Your task is to repeat all of the data exactly while excluding the pictures.

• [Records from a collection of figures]
++++++

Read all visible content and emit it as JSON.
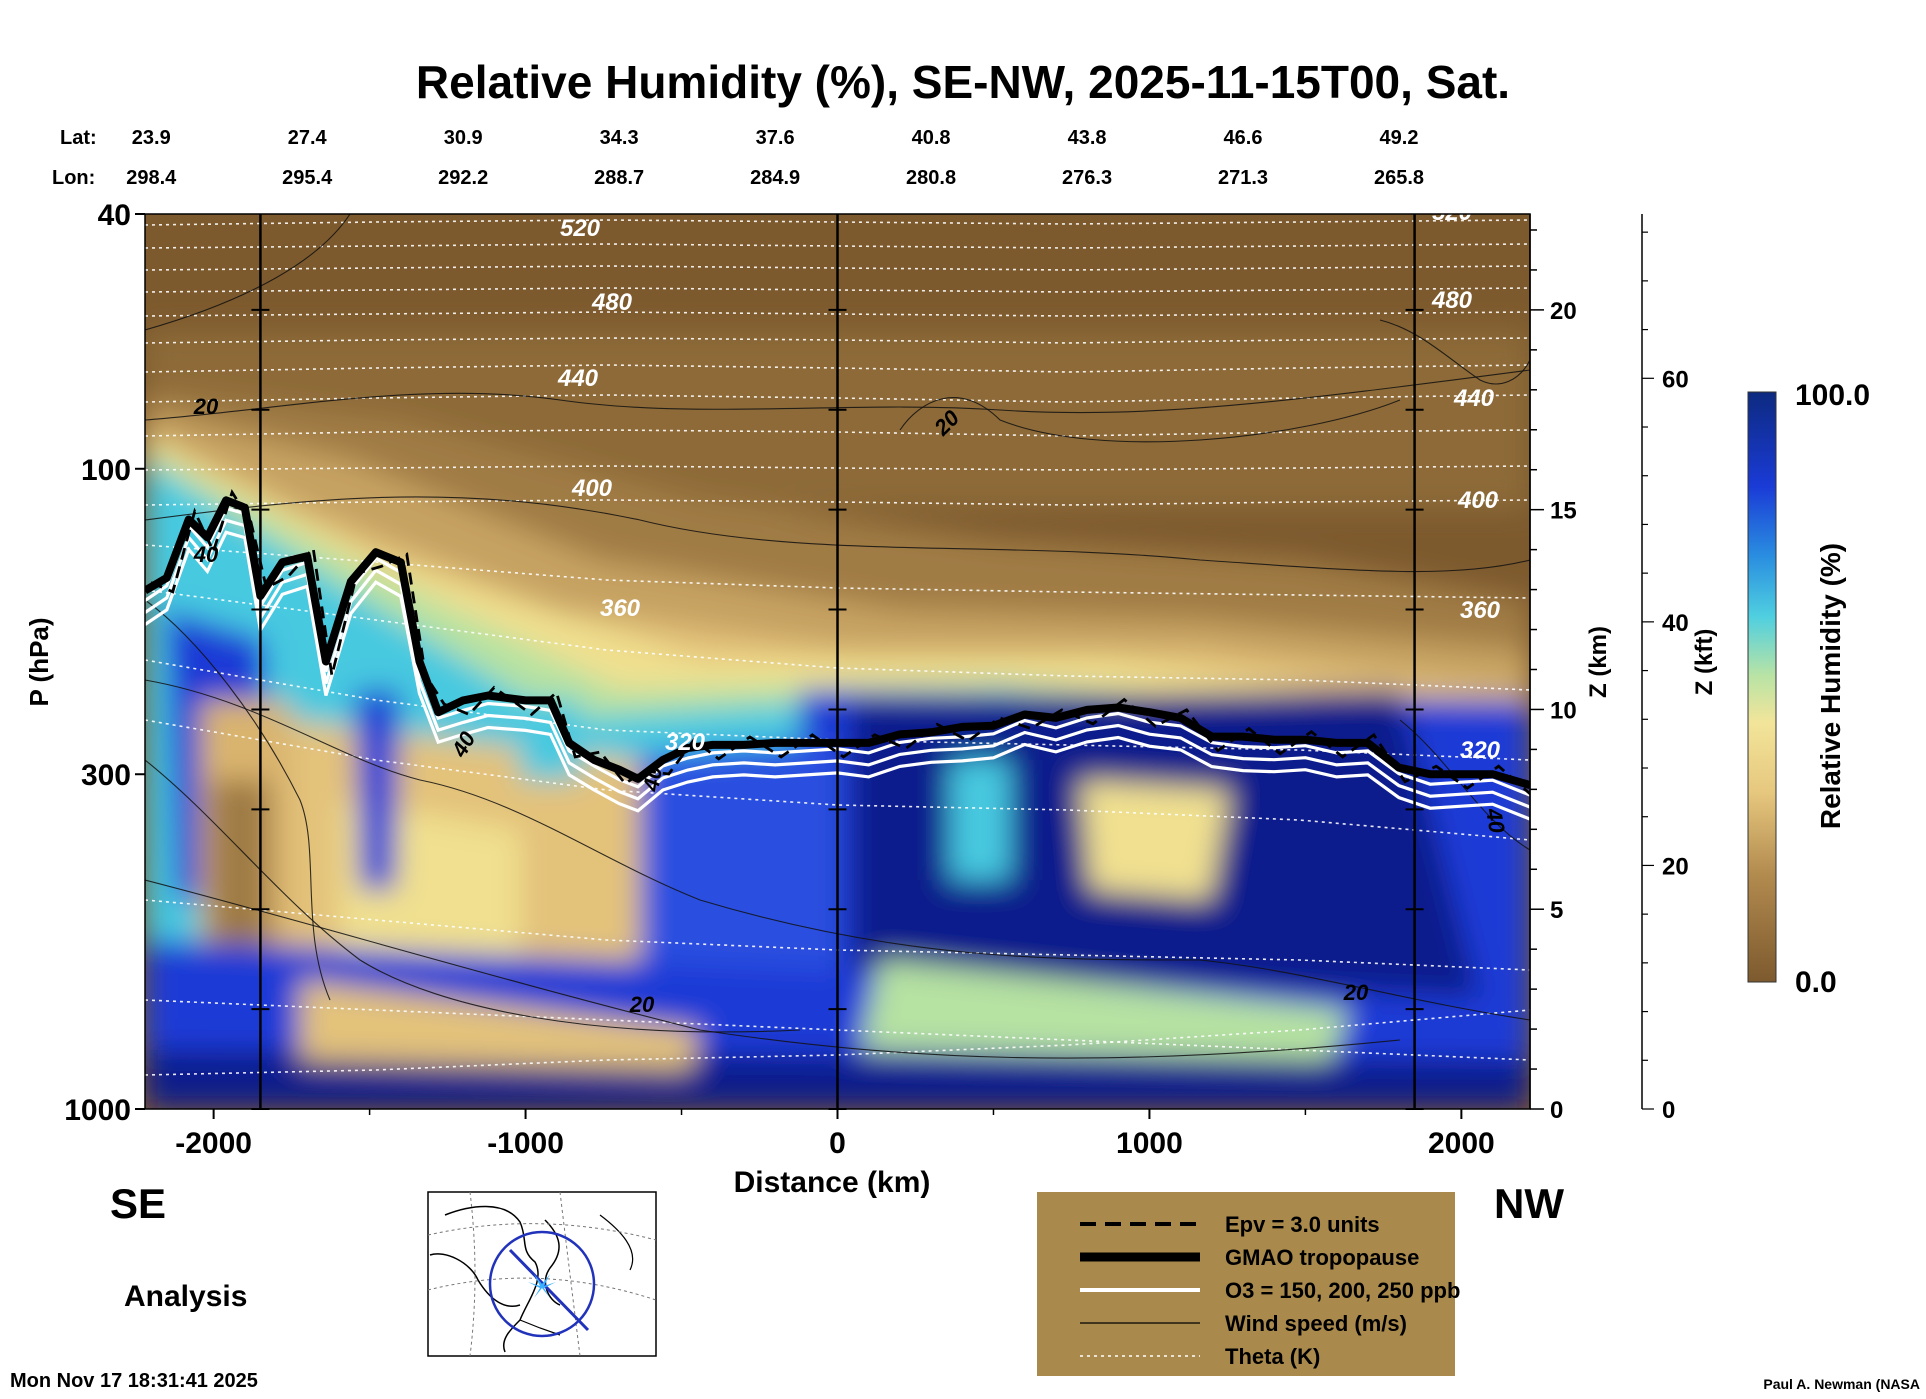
{
  "chart_data": {
    "type": "contour-cross-section",
    "title": "Relative Humidity (%), SE-NW, 2025-11-15T00, Sat.",
    "xlabel": "Distance (km)",
    "ylabel": "P (hPa)",
    "y2label": "Z (km)",
    "y3label": "Z (kft)",
    "colorbar_label": "Relative Humidity (%)",
    "colorbar_max_label": "100.0",
    "colorbar_min_label": "0.0",
    "xlim": [
      -2220,
      2220
    ],
    "ylim_hpa": [
      1000,
      40
    ],
    "x_ticks": [
      -2000,
      -1000,
      0,
      1000,
      2000
    ],
    "x_tick_labels": [
      "-2000",
      "-1000",
      "0",
      "1000",
      "2000"
    ],
    "p_ticks": [
      40,
      100,
      300,
      1000
    ],
    "p_tick_labels": [
      "40",
      "100",
      "300",
      "1000"
    ],
    "z_km_ticks": [
      0,
      5,
      10,
      15,
      20
    ],
    "z_km_labels": [
      "0",
      "5",
      "10",
      "15",
      "20"
    ],
    "z_kft_ticks": [
      0,
      20,
      40,
      60
    ],
    "z_kft_labels": [
      "0",
      "20",
      "40",
      "60"
    ],
    "vertical_markers_km": [
      -1850,
      0,
      1850
    ],
    "lat_header": "Lat:",
    "lon_header": "Lon:",
    "lat_labels": [
      "23.9",
      "27.4",
      "30.9",
      "34.3",
      "37.6",
      "40.8",
      "43.8",
      "46.6",
      "49.2"
    ],
    "lon_labels": [
      "298.4",
      "295.4",
      "292.2",
      "288.7",
      "284.9",
      "280.8",
      "276.3",
      "271.3",
      "265.8"
    ],
    "lat_lon_x_km": [
      -2200,
      -1700,
      -1200,
      -700,
      -200,
      300,
      800,
      1300,
      1800
    ],
    "tropopause_hpa": {
      "x": [
        -2220,
        -2150,
        -2080,
        -2020,
        -1960,
        -1900,
        -1850,
        -1780,
        -1700,
        -1640,
        -1560,
        -1480,
        -1400,
        -1340,
        -1280,
        -1200,
        -1120,
        -1000,
        -920,
        -860,
        -780,
        -700,
        -640,
        -560,
        -480,
        -400,
        -300,
        -200,
        -100,
        0,
        100,
        200,
        300,
        400,
        500,
        600,
        700,
        800,
        900,
        1000,
        1100,
        1200,
        1300,
        1400,
        1500,
        1600,
        1700,
        1800,
        1900,
        2000,
        2100,
        2220
      ],
      "p": [
        155,
        148,
        120,
        128,
        112,
        115,
        158,
        140,
        137,
        200,
        150,
        135,
        140,
        200,
        240,
        230,
        226,
        230,
        230,
        268,
        285,
        295,
        305,
        285,
        273,
        270,
        270,
        268,
        268,
        268,
        268,
        260,
        258,
        253,
        252,
        242,
        245,
        238,
        236,
        240,
        245,
        262,
        262,
        265,
        265,
        268,
        268,
        293,
        300,
        300,
        300,
        312
      ]
    },
    "theta_labels": [
      "520",
      "480",
      "440",
      "400",
      "360",
      "320"
    ],
    "wind_labels": [
      "20",
      "40"
    ],
    "sides": {
      "left": "SE",
      "right": "NW"
    },
    "mode": "Analysis",
    "timestamp": "Mon Nov 17 18:31:41 2025",
    "credit": "Paul A. Newman (NASA",
    "legend": [
      {
        "label": "Epv = 3.0 units",
        "style": "dashed"
      },
      {
        "label": "GMAO tropopause",
        "style": "thick-black"
      },
      {
        "label": "O3 = 150, 200, 250 ppb",
        "style": "white"
      },
      {
        "label": "Wind speed (m/s)",
        "style": "thin-black"
      },
      {
        "label": "Theta (K)",
        "style": "white-dotted"
      }
    ],
    "colors": {
      "dry_dark": "#7d5a2e",
      "dry": "#a07c45",
      "tan": "#d6b370",
      "yellow": "#f1e28f",
      "green": "#b6e2a2",
      "cyan": "#34c8e3",
      "blue": "#1a3bd6",
      "navy": "#0a1a8c",
      "legend_bg": "#a98a4c"
    }
  }
}
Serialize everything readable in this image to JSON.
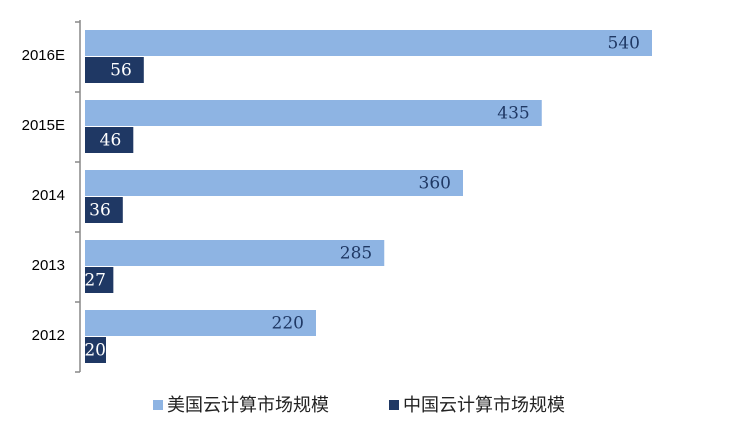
{
  "chart_data": {
    "type": "bar",
    "orientation": "horizontal",
    "categories": [
      "2016E",
      "2015E",
      "2014",
      "2013",
      "2012"
    ],
    "series": [
      {
        "name": "美国云计算市场规模",
        "color": "#8eb4e3",
        "values": [
          540,
          435,
          360,
          285,
          220
        ]
      },
      {
        "name": "中国云计算市场规模",
        "color": "#1f3864",
        "values": [
          56,
          46,
          36,
          27,
          20
        ]
      }
    ],
    "legend": "bottom"
  }
}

++++++

• [Response for this exercise]
Read all visible content and emit it as JSON.
{
  "chart_data": {
    "type": "contour-cross-section",
    "title": "Relative Humidity (%), SE-NW, 2025-11-15T00, Sat.",
    "xlabel": "Distance (km)",
    "ylabel": "P (hPa)",
    "y2label": "Z (km)",
    "y3label": "Z (kft)",
    "colorbar_label": "Relative Humidity (%)",
    "colorbar_max_label": "100.0",
    "colorbar_min_label": "0.0",
    "xlim": [
      -2220,
      2220
    ],
    "ylim_hpa": [
      1000,
      40
    ],
    "x_ticks": [
      -2000,
      -1000,
      0,
      1000,
      2000
    ],
    "x_tick_labels": [
      "-2000",
      "-1000",
      "0",
      "1000",
      "2000"
    ],
    "p_ticks": [
      40,
      100,
      300,
      1000
    ],
    "p_tick_labels": [
      "40",
      "100",
      "300",
      "1000"
    ],
    "z_km_ticks": [
      0,
      5,
      10,
      15,
      20
    ],
    "z_km_labels": [
      "0",
      "5",
      "10",
      "15",
      "20"
    ],
    "z_kft_ticks": [
      0,
      20,
      40,
      60
    ],
    "z_kft_labels": [
      "0",
      "20",
      "40",
      "60"
    ],
    "vertical_markers_km": [
      -1850,
      0,
      1850
    ],
    "lat_header": "Lat:",
    "lon_header": "Lon:",
    "lat_labels": [
      "23.9",
      "27.4",
      "30.9",
      "34.3",
      "37.6",
      "40.8",
      "43.8",
      "46.6",
      "49.2"
    ],
    "lon_labels": [
      "298.4",
      "295.4",
      "292.2",
      "288.7",
      "284.9",
      "280.8",
      "276.3",
      "271.3",
      "265.8"
    ],
    "lat_lon_x_km": [
      -2200,
      -1700,
      -1200,
      -700,
      -200,
      300,
      800,
      1300,
      1800
    ],
    "tropopause_hpa": {
      "x": [
        -2220,
        -2150,
        -2080,
        -2020,
        -1960,
        -1900,
        -1850,
        -1780,
        -1700,
        -1640,
        -1560,
        -1480,
        -1400,
        -1340,
        -1280,
        -1200,
        -1120,
        -1000,
        -920,
        -860,
        -780,
        -700,
        -640,
        -560,
        -480,
        -400,
        -300,
        -200,
        -100,
        0,
        100,
        200,
        300,
        400,
        500,
        600,
        700,
        800,
        900,
        1000,
        1100,
        1200,
        1300,
        1400,
        1500,
        1600,
        1700,
        1800,
        1900,
        2000,
        2100,
        2220
      ],
      "p": [
        155,
        148,
        120,
        128,
        112,
        115,
        158,
        140,
        137,
        200,
        150,
        135,
        140,
        200,
        240,
        230,
        226,
        230,
        230,
        268,
        285,
        295,
        305,
        285,
        273,
        270,
        270,
        268,
        268,
        268,
        268,
        260,
        258,
        253,
        252,
        242,
        245,
        238,
        236,
        240,
        245,
        262,
        262,
        265,
        265,
        268,
        268,
        293,
        300,
        300,
        300,
        312
      ]
    },
    "theta_labels": [
      "520",
      "480",
      "440",
      "400",
      "360",
      "320"
    ],
    "wind_labels": [
      "20",
      "40"
    ],
    "sides": {
      "left": "SE",
      "right": "NW"
    },
    "mode": "Analysis",
    "timestamp": "Mon Nov 17 18:31:41 2025",
    "credit": "Paul A. Newman (NASA",
    "legend": [
      {
        "label": "Epv = 3.0 units",
        "style": "dashed"
      },
      {
        "label": "GMAO tropopause",
        "style": "thick-black"
      },
      {
        "label": "O3 = 150, 200, 250 ppb",
        "style": "white"
      },
      {
        "label": "Wind speed (m/s)",
        "style": "thin-black"
      },
      {
        "label": "Theta (K)",
        "style": "white-dotted"
      }
    ],
    "colors": {
      "dry_dark": "#7d5a2e",
      "dry": "#a07c45",
      "tan": "#d6b370",
      "yellow": "#f1e28f",
      "green": "#b6e2a2",
      "cyan": "#34c8e3",
      "blue": "#1a3bd6",
      "navy": "#0a1a8c",
      "legend_bg": "#a98a4c"
    }
  }
}
Serialize everything readable in this image to JSON.
{
  "chart_data": {
    "type": "bar",
    "orientation": "horizontal",
    "categories": [
      "2016E",
      "2015E",
      "2014",
      "2013",
      "2012"
    ],
    "series": [
      {
        "name": "美国云计算市场规模",
        "color": "#8eb4e3",
        "values": [
          540,
          435,
          360,
          285,
          220
        ]
      },
      {
        "name": "中国云计算市场规模",
        "color": "#1f3864",
        "values": [
          56,
          46,
          36,
          27,
          20
        ]
      }
    ],
    "legend": "bottom"
  }
}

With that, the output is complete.